» DIRECTIVE
Locate and copy all lines bearing the word "paragraph".
BEGIN RECORDS SUPPLIED
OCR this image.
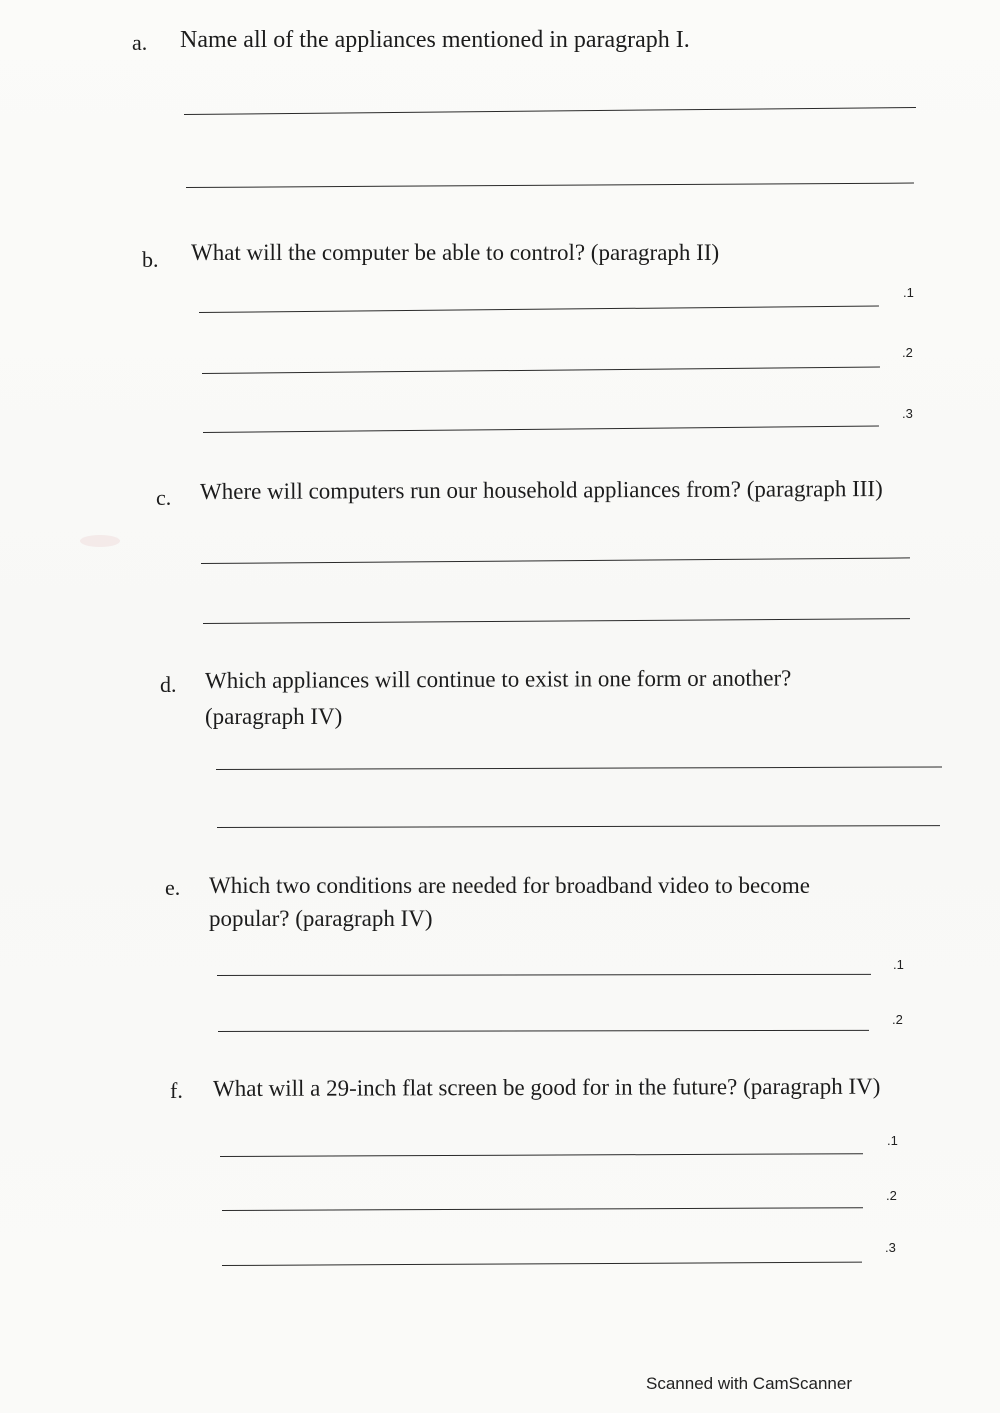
a. Name all of the appliances mentioned in paragraph I.
b. What will the computer be able to control? (paragraph II)
.1
.2
.3
c. Where will computers run our household appliances from? (paragraph III)
d. Which appliances will continue to exist in one form or another?
(paragraph IV)
e. Which two conditions are needed for broadband video to become
popular? (paragraph IV)
.1
.2
f. What will a 29-inch flat screen be good for in the future? (paragraph IV)
.1
.2
.3
Scanned with CamScanner
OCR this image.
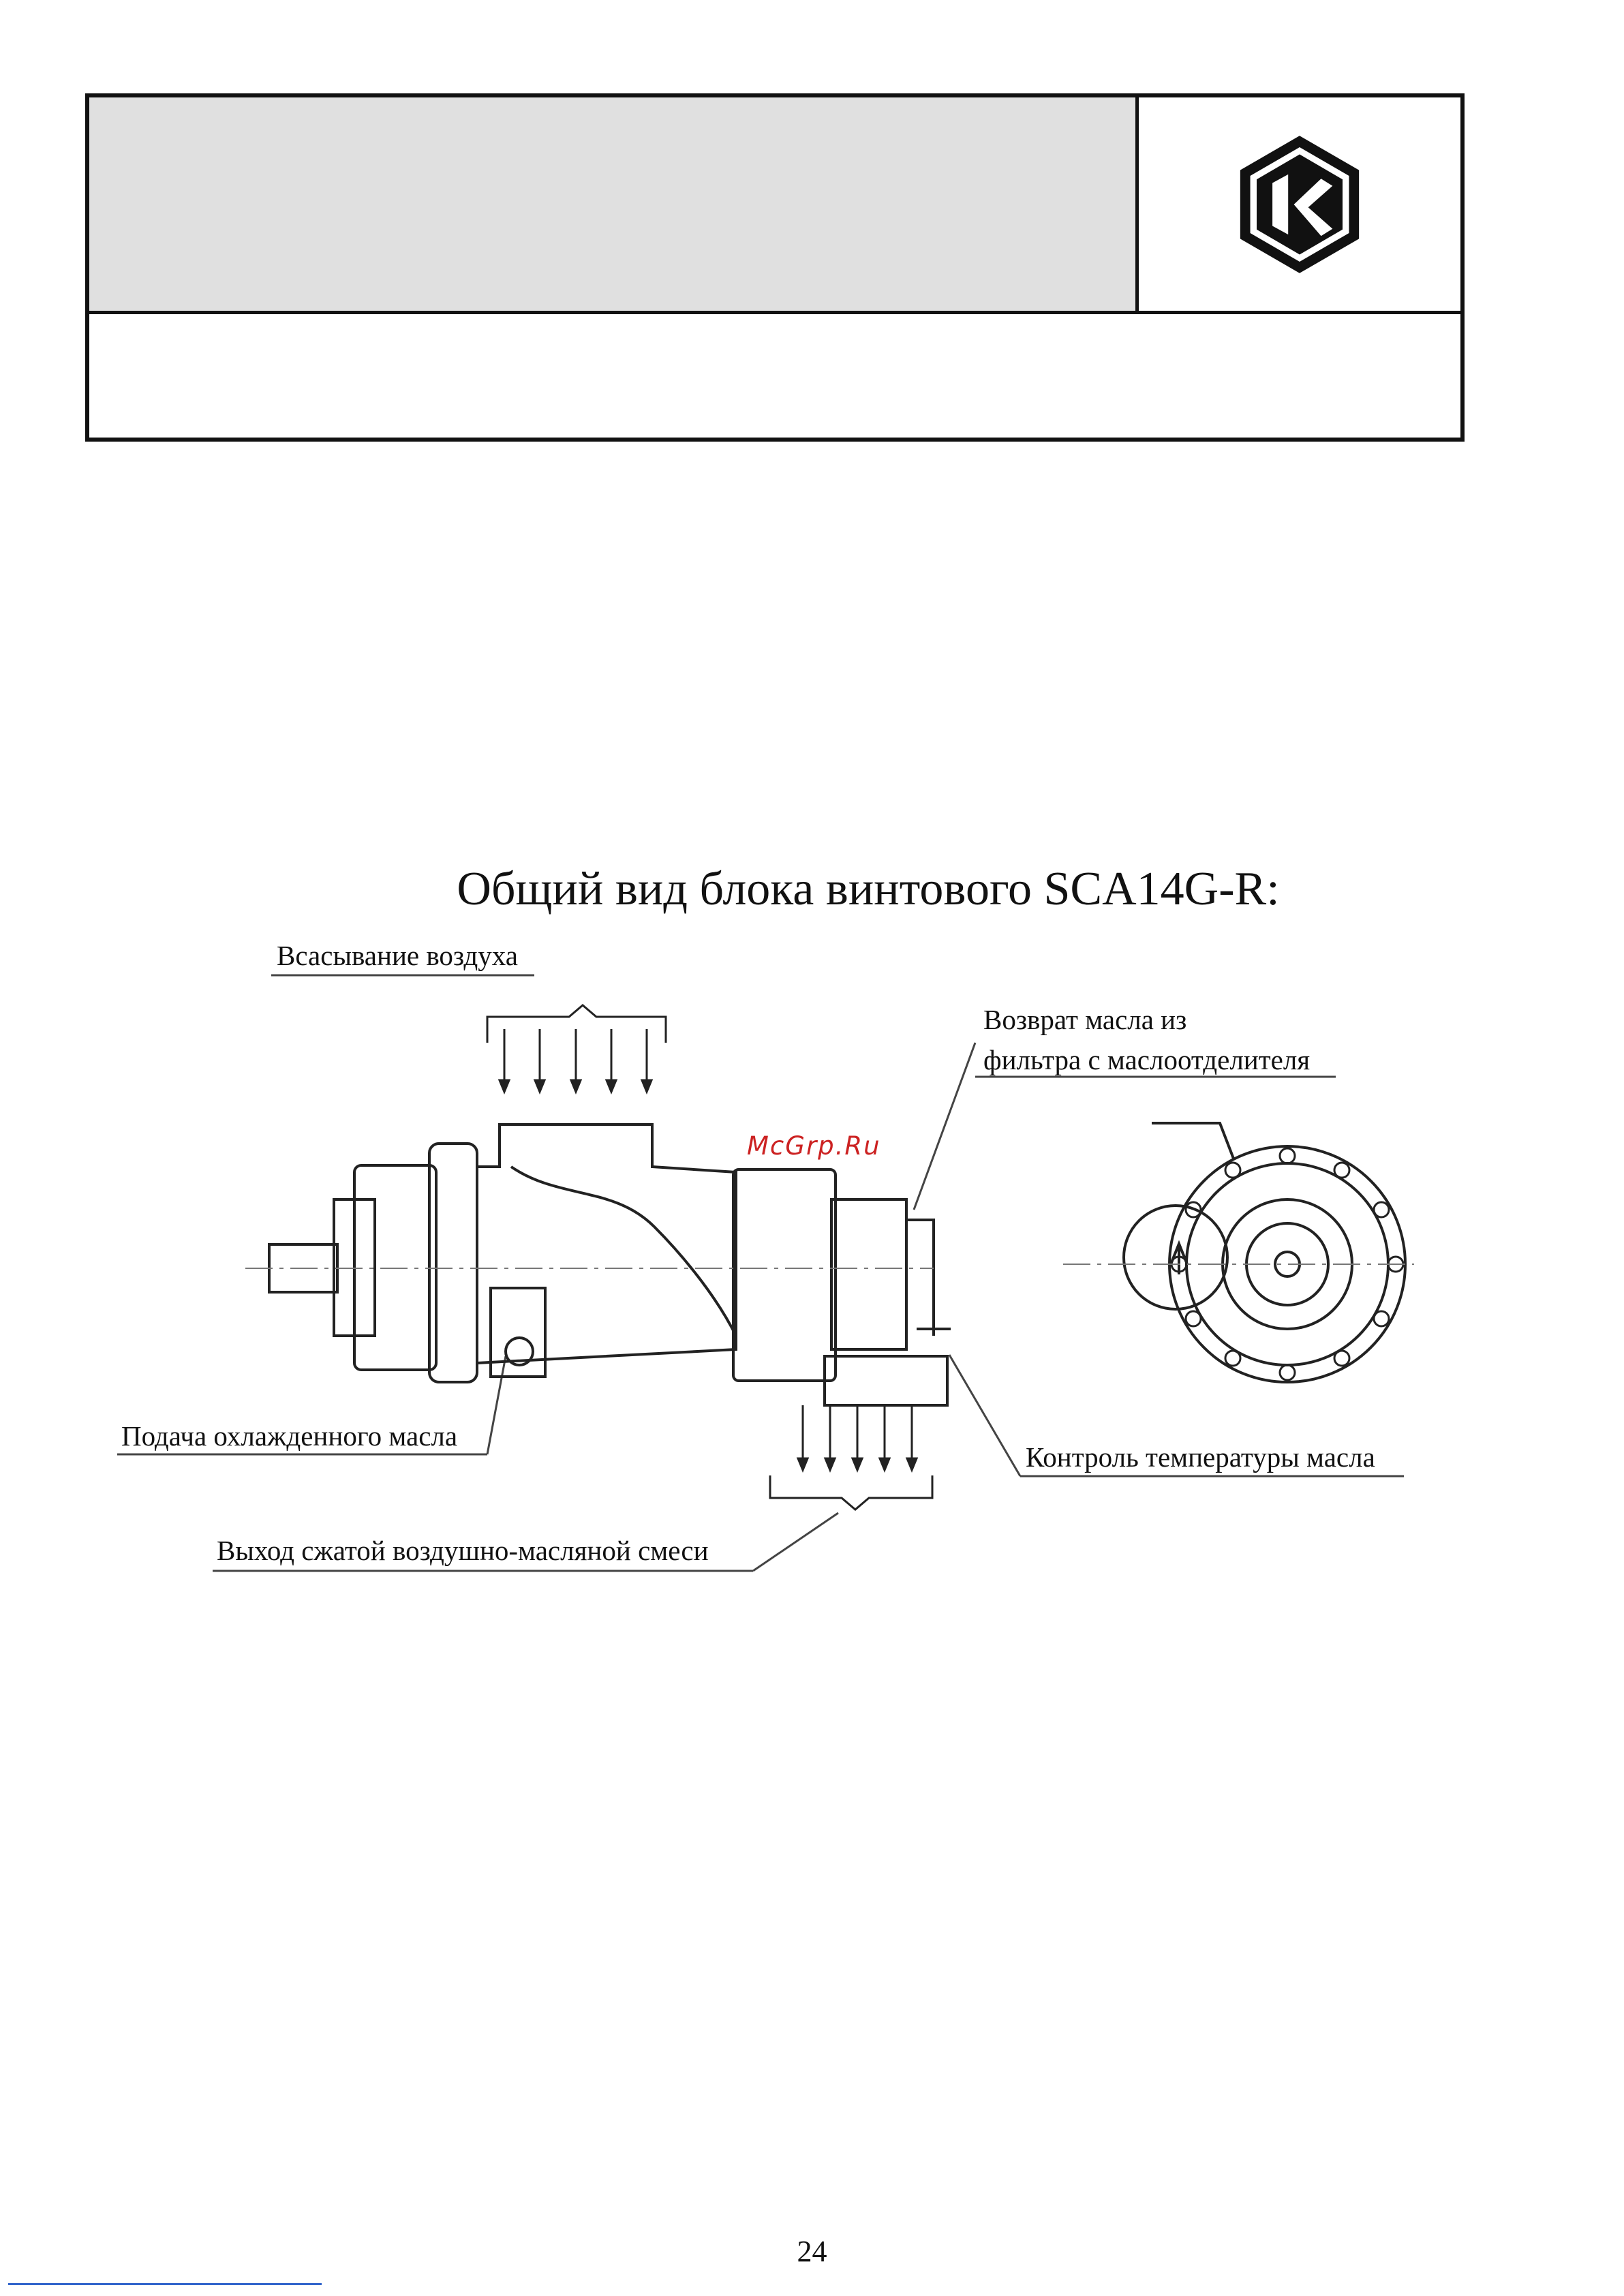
Общий вид блока винтового SCA14G-R:
McGrp.Ru
Всасывание воздуха
Возврат масла из
фильтра с маслоотделителя
Подача охлажденного масла
Контроль температуры масла
Выход сжатой воздушно-масляной смеси
24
END RECORDS SUPPLIED
» FINAL RESULT
a. Name all of the appliances mentioned in paragraph I.
b. What will the computer be able to control? (paragraph II)
c. Where will computers run our household appliances from? (paragraph III)
(paragraph IV)
popular? (paragraph IV)
f. What will a 29-inch flat screen be good for in the future? (paragraph IV)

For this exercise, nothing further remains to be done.